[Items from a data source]
■ ■ ■

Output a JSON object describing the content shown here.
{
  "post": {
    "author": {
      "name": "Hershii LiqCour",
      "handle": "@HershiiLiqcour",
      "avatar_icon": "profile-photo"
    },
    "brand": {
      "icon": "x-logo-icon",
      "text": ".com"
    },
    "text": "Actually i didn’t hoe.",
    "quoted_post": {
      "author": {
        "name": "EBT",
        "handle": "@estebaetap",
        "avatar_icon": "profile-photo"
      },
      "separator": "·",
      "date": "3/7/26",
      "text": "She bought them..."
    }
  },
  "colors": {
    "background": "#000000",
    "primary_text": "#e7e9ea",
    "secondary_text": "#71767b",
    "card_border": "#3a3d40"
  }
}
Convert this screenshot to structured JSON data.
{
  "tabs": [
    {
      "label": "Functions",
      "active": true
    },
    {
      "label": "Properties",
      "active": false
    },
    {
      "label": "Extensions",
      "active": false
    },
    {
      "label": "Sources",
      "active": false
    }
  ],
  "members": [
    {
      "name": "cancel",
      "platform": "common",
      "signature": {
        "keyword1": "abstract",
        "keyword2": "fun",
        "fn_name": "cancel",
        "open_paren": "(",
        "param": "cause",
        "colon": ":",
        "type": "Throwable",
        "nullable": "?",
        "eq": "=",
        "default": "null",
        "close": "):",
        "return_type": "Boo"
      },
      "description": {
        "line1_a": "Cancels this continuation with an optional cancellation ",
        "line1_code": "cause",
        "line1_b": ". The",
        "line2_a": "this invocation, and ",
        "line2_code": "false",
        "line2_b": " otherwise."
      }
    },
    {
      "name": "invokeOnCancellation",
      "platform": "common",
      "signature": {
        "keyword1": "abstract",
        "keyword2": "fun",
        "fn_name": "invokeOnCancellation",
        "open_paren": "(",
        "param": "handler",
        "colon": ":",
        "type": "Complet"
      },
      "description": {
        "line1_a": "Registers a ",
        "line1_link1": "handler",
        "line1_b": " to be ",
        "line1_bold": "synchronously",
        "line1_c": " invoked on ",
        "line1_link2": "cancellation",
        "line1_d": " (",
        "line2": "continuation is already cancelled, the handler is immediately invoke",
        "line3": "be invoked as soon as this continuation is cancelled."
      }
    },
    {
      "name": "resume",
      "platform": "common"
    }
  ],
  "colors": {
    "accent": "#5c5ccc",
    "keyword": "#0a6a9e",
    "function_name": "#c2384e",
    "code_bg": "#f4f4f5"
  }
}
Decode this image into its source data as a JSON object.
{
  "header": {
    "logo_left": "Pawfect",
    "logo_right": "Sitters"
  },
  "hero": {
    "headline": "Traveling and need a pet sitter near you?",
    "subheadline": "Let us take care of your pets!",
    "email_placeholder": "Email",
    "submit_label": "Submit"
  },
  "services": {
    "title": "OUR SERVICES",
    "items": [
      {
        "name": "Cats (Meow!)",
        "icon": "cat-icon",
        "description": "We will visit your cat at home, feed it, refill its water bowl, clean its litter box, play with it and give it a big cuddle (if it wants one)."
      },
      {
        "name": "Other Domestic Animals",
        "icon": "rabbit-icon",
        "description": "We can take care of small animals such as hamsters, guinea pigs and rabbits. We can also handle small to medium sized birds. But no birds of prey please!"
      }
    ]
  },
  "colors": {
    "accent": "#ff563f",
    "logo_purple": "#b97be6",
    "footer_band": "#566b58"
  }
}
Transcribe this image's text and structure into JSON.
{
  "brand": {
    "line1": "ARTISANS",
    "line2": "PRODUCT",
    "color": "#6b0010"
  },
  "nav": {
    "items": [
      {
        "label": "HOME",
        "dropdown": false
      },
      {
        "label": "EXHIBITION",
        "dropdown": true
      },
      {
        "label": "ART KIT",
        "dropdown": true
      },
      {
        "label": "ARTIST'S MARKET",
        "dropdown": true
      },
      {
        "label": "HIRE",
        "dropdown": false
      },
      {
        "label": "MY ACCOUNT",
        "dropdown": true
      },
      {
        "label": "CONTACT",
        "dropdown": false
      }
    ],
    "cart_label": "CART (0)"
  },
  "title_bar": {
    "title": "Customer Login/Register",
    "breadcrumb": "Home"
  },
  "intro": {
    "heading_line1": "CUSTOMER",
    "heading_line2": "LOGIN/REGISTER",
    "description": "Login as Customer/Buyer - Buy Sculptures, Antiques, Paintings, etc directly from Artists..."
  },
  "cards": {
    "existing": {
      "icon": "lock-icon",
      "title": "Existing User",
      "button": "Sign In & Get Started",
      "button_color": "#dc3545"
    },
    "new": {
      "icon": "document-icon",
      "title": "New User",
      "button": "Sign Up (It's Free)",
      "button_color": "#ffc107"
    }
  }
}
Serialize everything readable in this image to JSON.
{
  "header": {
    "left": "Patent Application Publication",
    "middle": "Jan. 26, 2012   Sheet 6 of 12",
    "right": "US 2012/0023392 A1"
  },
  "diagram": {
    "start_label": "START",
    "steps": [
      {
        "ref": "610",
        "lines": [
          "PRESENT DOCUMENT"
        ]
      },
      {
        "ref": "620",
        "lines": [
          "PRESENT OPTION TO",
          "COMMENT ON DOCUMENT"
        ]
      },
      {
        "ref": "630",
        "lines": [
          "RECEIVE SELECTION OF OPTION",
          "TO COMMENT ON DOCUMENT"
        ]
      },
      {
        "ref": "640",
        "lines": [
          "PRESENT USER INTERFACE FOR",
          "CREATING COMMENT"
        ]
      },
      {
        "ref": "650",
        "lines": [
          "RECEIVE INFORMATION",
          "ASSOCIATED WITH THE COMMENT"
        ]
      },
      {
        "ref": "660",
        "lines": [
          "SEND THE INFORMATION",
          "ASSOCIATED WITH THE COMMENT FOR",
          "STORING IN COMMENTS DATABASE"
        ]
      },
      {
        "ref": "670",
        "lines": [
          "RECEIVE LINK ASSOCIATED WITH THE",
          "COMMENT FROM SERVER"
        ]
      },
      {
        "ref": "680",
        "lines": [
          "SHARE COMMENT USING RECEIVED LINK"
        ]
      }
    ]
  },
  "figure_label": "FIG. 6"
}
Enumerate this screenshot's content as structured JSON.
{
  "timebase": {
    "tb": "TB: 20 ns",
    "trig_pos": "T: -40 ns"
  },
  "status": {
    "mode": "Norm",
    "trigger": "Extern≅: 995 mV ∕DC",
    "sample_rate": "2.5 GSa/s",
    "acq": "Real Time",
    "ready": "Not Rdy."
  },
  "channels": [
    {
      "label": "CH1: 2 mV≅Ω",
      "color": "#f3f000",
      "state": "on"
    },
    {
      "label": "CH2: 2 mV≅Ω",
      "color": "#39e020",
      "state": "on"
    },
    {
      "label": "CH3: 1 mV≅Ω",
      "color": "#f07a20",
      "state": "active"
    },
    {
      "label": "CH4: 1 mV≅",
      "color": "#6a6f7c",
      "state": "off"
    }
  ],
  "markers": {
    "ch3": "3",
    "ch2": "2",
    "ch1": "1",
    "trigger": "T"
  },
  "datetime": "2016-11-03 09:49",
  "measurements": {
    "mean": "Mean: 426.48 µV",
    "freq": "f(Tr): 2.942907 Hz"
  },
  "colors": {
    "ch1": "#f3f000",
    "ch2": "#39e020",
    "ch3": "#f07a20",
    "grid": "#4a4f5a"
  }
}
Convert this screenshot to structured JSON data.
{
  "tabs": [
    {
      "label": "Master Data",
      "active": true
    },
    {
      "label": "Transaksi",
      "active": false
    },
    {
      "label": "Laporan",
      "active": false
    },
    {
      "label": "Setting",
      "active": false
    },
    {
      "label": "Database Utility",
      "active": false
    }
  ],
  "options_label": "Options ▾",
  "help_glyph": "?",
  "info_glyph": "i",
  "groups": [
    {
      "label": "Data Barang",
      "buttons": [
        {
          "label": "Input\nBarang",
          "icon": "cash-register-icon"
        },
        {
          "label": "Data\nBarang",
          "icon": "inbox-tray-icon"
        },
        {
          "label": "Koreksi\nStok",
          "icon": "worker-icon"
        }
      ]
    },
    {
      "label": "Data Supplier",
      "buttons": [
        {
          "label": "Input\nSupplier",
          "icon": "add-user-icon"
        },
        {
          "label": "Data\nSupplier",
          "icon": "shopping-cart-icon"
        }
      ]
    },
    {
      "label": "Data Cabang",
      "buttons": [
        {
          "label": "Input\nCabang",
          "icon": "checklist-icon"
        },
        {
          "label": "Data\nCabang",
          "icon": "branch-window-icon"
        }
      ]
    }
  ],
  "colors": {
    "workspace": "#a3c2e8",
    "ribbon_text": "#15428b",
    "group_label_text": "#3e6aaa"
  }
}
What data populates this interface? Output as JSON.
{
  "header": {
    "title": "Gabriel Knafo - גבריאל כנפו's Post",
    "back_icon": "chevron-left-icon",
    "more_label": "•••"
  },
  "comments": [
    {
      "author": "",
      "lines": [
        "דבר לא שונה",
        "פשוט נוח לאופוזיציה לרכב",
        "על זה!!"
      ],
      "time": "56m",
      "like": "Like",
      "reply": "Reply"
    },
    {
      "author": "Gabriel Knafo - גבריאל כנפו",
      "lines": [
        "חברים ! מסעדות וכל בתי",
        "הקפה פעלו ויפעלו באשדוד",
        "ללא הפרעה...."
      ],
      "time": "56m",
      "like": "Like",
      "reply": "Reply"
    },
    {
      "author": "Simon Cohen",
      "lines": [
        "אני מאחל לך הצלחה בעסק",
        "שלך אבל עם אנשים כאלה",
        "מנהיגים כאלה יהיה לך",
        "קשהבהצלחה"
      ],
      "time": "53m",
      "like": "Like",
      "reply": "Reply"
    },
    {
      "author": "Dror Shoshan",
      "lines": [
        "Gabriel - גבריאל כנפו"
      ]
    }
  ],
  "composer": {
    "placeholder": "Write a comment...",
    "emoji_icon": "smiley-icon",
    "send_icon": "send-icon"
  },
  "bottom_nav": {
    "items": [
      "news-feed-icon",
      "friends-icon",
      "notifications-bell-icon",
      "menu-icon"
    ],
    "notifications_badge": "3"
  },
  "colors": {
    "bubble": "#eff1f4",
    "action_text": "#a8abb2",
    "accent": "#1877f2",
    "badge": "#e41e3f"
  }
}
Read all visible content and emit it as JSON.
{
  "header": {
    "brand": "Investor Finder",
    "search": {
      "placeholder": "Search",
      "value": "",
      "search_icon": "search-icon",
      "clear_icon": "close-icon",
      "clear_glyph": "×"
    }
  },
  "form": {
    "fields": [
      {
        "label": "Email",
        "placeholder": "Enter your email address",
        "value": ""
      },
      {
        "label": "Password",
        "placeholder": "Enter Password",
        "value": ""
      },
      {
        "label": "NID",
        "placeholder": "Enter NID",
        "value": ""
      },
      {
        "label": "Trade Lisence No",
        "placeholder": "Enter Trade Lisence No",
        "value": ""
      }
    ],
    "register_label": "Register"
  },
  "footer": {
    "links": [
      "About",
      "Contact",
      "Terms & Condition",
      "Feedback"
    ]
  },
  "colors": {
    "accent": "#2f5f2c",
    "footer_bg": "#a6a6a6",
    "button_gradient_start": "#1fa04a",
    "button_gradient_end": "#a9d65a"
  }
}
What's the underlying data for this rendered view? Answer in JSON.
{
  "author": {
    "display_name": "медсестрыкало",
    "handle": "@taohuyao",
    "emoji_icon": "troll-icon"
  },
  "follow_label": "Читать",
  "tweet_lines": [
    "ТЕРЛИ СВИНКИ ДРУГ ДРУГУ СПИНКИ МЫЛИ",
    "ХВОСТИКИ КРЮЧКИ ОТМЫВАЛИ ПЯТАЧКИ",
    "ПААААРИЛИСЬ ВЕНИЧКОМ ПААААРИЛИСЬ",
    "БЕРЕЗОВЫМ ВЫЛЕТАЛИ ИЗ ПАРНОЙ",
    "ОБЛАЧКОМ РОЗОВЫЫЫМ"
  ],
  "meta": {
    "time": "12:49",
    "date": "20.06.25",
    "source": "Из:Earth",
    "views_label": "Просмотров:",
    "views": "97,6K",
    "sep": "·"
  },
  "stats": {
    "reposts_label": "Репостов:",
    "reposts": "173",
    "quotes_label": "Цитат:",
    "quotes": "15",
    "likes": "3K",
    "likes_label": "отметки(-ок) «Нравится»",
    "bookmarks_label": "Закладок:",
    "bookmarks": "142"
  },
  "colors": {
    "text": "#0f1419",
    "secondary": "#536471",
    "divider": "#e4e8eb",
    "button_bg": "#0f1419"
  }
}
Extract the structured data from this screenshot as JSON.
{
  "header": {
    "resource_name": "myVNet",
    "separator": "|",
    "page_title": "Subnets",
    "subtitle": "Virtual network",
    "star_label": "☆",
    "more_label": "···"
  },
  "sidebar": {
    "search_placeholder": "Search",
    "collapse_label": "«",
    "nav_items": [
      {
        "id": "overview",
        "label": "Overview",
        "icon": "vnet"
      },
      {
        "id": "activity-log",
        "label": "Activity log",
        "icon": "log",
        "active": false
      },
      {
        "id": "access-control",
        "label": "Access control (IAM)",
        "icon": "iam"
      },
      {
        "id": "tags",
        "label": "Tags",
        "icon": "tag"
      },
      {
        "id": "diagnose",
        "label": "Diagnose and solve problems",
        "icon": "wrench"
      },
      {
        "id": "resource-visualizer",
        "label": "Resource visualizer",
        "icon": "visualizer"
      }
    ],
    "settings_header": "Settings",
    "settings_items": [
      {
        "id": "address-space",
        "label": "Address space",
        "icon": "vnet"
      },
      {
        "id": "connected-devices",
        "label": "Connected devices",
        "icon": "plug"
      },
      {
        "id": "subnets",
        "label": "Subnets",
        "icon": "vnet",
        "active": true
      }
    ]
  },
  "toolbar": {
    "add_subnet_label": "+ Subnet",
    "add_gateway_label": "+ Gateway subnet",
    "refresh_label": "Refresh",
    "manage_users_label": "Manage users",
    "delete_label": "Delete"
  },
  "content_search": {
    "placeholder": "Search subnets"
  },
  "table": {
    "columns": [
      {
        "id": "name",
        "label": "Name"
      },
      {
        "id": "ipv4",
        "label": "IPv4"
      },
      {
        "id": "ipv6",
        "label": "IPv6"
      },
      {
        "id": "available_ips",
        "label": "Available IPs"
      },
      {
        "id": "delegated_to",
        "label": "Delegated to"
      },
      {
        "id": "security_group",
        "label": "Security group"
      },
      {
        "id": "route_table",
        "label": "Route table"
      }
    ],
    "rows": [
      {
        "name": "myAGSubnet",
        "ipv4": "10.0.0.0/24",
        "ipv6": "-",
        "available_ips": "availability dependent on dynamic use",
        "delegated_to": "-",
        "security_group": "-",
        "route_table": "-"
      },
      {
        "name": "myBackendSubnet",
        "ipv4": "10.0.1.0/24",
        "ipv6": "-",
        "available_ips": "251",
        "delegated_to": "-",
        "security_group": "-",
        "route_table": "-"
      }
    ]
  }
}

■ ■ ■

Directions for this task: All lines in the data that contain the word "nCabang" should be copied.

Answer for this exercise:
          "label": "Input\nCabang",
          "label": "Data\nCabang",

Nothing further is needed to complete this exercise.